» MATERIAL FOR THIS EXERCISE
----

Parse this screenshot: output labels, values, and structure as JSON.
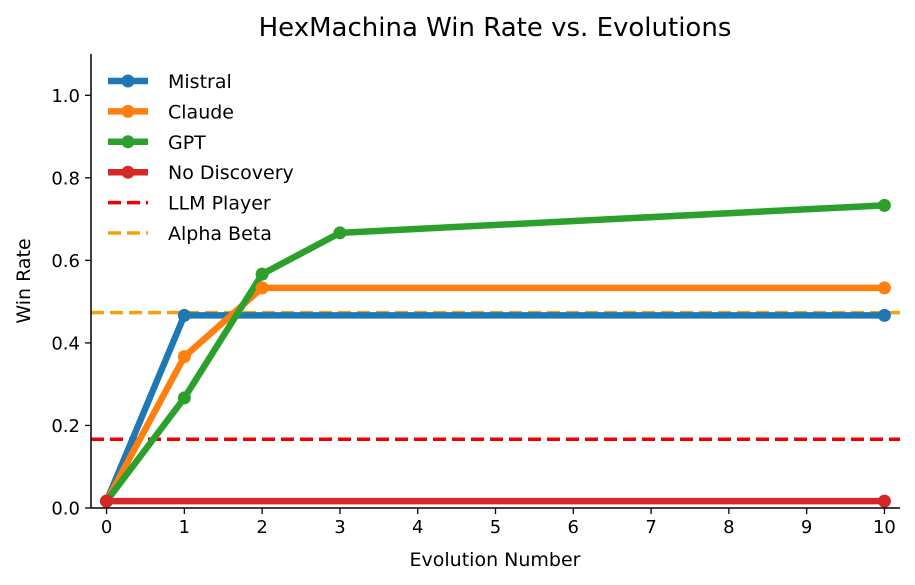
{
  "chart_data": {
    "type": "line",
    "title": "HexMachina Win Rate vs. Evolutions",
    "xlabel": "Evolution Number",
    "ylabel": "Win Rate",
    "xlim": [
      -0.2,
      10.2
    ],
    "ylim": [
      0,
      1.1
    ],
    "xticks": [
      0,
      1,
      2,
      3,
      4,
      5,
      6,
      7,
      8,
      9,
      10
    ],
    "yticks": [
      0.0,
      0.2,
      0.4,
      0.6,
      0.8,
      1.0
    ],
    "ytick_labels": [
      "0.0",
      "0.2",
      "0.4",
      "0.6",
      "0.8",
      "1.0"
    ],
    "grid": false,
    "legend_position": "upper-left",
    "series": [
      {
        "name": "Mistral",
        "color": "#1f77b4",
        "x": [
          0,
          1,
          10
        ],
        "y": [
          0.0167,
          0.4667,
          0.4667
        ]
      },
      {
        "name": "Claude",
        "color": "#ff7f0e",
        "x": [
          0,
          1,
          2,
          10
        ],
        "y": [
          0.0167,
          0.3667,
          0.5333,
          0.5333
        ]
      },
      {
        "name": "GPT",
        "color": "#2ca02c",
        "x": [
          0,
          1,
          2,
          3,
          10
        ],
        "y": [
          0.0167,
          0.2667,
          0.5667,
          0.6667,
          0.7333
        ]
      },
      {
        "name": "No Discovery",
        "color": "#d62728",
        "x": [
          0,
          10
        ],
        "y": [
          0.0167,
          0.0167
        ]
      }
    ],
    "reference_lines": [
      {
        "name": "LLM Player",
        "color": "#ee0000",
        "y": 0.1667,
        "style": "dashed"
      },
      {
        "name": "Alpha Beta",
        "color": "#f5a20a",
        "y": 0.4733,
        "style": "dashed"
      }
    ]
  }
}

----

» GOAL
Go over the data above and copy every line that has the word "color" in it.

» THE ANSWER
        "color": "#1f77b4",
        "color": "#ff7f0e",
        "color": "#2ca02c",
        "color": "#d62728",
        "color": "#ee0000",
        "color": "#f5a20a",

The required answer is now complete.